= WHAT IS EXPECTED =
Find how many lines of the listing include the string "title", and report only that figure.

= DATA FOR PROCESSING =

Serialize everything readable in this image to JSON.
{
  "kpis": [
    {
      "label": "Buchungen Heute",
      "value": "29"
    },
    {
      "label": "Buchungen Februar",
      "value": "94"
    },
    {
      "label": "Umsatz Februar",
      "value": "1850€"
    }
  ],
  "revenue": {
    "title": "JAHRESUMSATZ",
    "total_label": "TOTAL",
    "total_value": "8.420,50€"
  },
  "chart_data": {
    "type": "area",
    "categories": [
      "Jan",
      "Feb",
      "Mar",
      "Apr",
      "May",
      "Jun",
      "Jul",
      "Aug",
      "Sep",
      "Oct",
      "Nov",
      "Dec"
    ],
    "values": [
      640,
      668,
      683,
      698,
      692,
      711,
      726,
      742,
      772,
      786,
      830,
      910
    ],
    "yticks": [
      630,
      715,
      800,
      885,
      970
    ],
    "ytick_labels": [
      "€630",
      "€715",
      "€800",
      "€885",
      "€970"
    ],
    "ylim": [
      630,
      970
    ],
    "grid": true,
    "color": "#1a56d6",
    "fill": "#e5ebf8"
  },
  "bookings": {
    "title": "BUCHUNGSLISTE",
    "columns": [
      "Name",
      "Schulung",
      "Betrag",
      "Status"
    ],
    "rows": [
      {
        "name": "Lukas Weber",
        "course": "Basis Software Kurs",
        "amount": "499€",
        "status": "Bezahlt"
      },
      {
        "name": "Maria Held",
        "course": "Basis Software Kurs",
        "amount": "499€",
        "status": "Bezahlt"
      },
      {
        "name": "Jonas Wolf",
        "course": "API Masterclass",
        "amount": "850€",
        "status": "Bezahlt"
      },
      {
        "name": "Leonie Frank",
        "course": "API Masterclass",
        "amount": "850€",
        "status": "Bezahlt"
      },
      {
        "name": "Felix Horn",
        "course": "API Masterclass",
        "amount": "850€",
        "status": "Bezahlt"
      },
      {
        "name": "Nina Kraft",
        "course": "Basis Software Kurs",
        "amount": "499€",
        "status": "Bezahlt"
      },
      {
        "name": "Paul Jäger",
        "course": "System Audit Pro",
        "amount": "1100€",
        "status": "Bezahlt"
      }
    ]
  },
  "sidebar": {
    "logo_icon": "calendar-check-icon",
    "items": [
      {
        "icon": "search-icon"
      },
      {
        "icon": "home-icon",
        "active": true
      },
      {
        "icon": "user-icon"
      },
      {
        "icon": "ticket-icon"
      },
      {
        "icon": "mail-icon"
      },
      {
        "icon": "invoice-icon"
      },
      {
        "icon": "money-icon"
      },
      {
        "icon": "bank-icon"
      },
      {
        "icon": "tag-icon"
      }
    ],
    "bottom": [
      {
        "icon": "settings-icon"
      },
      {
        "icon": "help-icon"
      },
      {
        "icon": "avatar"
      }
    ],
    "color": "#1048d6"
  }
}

= RESULT FOR THIS EXERCISE =
2